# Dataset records
↓↓↓

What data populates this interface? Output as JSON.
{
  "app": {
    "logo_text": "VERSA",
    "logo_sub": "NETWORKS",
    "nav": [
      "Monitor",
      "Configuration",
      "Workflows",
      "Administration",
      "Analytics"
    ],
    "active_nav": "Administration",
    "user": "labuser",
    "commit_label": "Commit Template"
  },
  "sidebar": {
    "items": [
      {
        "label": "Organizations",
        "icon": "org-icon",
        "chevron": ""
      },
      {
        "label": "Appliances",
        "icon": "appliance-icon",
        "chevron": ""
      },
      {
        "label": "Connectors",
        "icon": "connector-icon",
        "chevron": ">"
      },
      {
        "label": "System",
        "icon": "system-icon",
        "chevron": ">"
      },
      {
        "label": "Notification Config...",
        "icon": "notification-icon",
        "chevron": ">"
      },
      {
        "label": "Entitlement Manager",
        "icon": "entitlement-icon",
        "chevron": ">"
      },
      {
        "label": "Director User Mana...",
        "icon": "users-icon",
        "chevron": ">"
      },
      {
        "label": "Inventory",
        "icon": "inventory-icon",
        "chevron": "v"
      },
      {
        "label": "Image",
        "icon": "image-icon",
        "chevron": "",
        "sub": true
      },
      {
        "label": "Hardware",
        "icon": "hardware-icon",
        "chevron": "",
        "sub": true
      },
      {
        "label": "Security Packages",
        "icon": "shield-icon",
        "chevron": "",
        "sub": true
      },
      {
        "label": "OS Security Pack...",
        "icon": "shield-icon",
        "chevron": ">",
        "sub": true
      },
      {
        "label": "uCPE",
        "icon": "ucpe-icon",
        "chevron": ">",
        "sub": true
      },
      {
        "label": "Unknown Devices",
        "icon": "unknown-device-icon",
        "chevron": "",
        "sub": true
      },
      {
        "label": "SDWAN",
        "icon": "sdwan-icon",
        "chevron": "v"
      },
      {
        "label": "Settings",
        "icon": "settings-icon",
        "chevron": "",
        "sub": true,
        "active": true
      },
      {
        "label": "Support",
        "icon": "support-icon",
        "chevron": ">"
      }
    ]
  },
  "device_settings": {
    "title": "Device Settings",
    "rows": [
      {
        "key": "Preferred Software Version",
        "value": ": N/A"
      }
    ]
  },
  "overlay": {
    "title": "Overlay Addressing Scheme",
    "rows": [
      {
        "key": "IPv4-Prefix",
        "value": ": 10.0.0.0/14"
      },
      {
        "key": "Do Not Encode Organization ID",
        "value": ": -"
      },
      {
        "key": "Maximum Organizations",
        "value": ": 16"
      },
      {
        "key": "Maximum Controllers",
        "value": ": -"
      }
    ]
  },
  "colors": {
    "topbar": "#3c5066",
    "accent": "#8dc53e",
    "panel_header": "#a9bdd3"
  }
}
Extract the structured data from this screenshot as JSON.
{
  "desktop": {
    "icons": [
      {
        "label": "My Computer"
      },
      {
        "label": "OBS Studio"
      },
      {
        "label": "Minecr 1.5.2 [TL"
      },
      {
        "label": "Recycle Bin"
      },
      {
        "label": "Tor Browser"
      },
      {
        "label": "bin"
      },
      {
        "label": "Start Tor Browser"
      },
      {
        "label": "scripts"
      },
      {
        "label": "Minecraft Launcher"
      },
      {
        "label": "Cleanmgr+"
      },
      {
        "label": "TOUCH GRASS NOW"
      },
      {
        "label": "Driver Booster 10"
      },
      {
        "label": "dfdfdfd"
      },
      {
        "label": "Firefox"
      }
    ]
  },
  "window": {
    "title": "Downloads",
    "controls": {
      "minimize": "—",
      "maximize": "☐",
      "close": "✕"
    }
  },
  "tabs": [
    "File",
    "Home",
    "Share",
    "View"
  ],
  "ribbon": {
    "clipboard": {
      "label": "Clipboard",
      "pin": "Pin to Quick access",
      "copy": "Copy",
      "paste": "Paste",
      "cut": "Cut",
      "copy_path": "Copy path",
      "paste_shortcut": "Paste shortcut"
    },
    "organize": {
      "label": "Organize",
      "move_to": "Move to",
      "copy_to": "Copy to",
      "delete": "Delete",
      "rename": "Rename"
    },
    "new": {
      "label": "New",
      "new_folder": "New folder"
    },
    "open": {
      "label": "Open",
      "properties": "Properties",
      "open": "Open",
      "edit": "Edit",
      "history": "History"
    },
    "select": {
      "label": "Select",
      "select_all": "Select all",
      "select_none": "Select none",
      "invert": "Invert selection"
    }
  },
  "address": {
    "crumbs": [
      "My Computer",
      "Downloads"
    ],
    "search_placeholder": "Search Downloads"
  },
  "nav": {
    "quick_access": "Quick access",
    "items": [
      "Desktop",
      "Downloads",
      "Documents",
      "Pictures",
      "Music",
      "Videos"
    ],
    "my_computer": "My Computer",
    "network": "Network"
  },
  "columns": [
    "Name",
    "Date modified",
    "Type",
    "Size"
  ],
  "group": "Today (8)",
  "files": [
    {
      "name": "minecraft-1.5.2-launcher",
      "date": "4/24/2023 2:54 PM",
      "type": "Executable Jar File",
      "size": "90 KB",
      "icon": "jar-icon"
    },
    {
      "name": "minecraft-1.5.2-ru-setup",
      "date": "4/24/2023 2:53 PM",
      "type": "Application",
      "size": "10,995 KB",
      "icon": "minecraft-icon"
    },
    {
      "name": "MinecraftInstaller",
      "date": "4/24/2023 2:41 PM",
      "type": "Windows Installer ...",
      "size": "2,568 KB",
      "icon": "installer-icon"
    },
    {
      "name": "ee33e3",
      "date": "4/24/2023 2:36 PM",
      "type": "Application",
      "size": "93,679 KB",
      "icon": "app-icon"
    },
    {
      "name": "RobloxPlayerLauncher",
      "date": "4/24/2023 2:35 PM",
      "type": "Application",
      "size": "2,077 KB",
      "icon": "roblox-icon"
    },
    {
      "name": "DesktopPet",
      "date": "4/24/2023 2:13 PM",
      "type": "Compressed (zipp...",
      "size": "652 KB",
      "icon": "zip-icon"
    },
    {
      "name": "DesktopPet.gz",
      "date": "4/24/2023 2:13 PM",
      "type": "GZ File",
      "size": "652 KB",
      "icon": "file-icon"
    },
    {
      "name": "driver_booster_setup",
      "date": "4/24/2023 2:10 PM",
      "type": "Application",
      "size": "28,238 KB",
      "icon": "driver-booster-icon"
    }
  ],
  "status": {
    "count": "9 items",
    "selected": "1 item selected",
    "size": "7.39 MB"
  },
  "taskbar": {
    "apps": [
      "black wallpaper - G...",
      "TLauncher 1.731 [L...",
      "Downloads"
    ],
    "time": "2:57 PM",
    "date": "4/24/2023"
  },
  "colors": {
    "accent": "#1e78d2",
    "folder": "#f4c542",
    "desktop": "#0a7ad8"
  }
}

↑↑↑

# Task directions
Search the material above for "Administration". Pull out each line where it shows up.

# Response to this exercise
      "Administration",
    "active_nav": "Administration",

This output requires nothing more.